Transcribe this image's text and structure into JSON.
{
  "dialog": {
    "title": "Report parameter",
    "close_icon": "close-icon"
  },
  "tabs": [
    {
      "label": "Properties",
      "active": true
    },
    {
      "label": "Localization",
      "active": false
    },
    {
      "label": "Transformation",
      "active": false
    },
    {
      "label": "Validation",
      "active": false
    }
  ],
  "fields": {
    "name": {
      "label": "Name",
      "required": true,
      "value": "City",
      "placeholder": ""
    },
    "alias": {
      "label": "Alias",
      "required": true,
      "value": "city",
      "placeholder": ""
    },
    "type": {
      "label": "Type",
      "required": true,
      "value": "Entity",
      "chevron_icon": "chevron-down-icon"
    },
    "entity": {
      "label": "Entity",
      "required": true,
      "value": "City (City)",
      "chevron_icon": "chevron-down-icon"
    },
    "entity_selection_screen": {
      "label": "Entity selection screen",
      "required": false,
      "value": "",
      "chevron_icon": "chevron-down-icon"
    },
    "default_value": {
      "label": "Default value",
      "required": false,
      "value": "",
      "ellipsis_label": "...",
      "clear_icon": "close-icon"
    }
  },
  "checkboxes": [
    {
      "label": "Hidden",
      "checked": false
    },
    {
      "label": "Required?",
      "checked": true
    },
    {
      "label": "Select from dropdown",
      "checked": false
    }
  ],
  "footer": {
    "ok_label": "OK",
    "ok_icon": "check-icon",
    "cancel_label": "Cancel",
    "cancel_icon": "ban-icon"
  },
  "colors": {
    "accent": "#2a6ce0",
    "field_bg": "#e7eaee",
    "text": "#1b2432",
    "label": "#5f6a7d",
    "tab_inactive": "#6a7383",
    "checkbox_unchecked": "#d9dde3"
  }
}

........

:: AIM OF THE TASK ::
Return every entry exactly as given.

:: PROBLEM SOLUTION ::
Transcribe this image's text and structure into JSON.
{
  "dialog": {
    "title": "Report parameter",
    "close_icon": "close-icon"
  },
  "tabs": [
    {
      "label": "Properties",
      "active": true
    },
    {
      "label": "Localization",
      "active": false
    },
    {
      "label": "Transformation",
      "active": false
    },
    {
      "label": "Validation",
      "active": false
    }
  ],
  "fields": {
    "name": {
      "label": "Name",
      "required": true,
      "value": "City",
      "placeholder": ""
    },
    "alias": {
      "label": "Alias",
      "required": true,
      "value": "city",
      "placeholder": ""
    },
    "type": {
      "label": "Type",
      "required": true,
      "value": "Entity",
      "chevron_icon": "chevron-down-icon"
    },
    "entity": {
      "label": "Entity",
      "required": true,
      "value": "City (City)",
      "chevron_icon": "chevron-down-icon"
    },
    "entity_selection_screen": {
      "label": "Entity selection screen",
      "required": false,
      "value": "",
      "chevron_icon": "chevron-down-icon"
    },
    "default_value": {
      "label": "Default value",
      "required": false,
      "value": "",
      "ellipsis_label": "...",
      "clear_icon": "close-icon"
    }
  },
  "checkboxes": [
    {
      "label": "Hidden",
      "checked": false
    },
    {
      "label": "Required?",
      "checked": true
    },
    {
      "label": "Select from dropdown",
      "checked": false
    }
  ],
  "footer": {
    "ok_label": "OK",
    "ok_icon": "check-icon",
    "cancel_label": "Cancel",
    "cancel_icon": "ban-icon"
  },
  "colors": {
    "accent": "#2a6ce0",
    "field_bg": "#e7eaee",
    "text": "#1b2432",
    "label": "#5f6a7d",
    "tab_inactive": "#6a7383",
    "checkbox_unchecked": "#d9dde3"
  }
}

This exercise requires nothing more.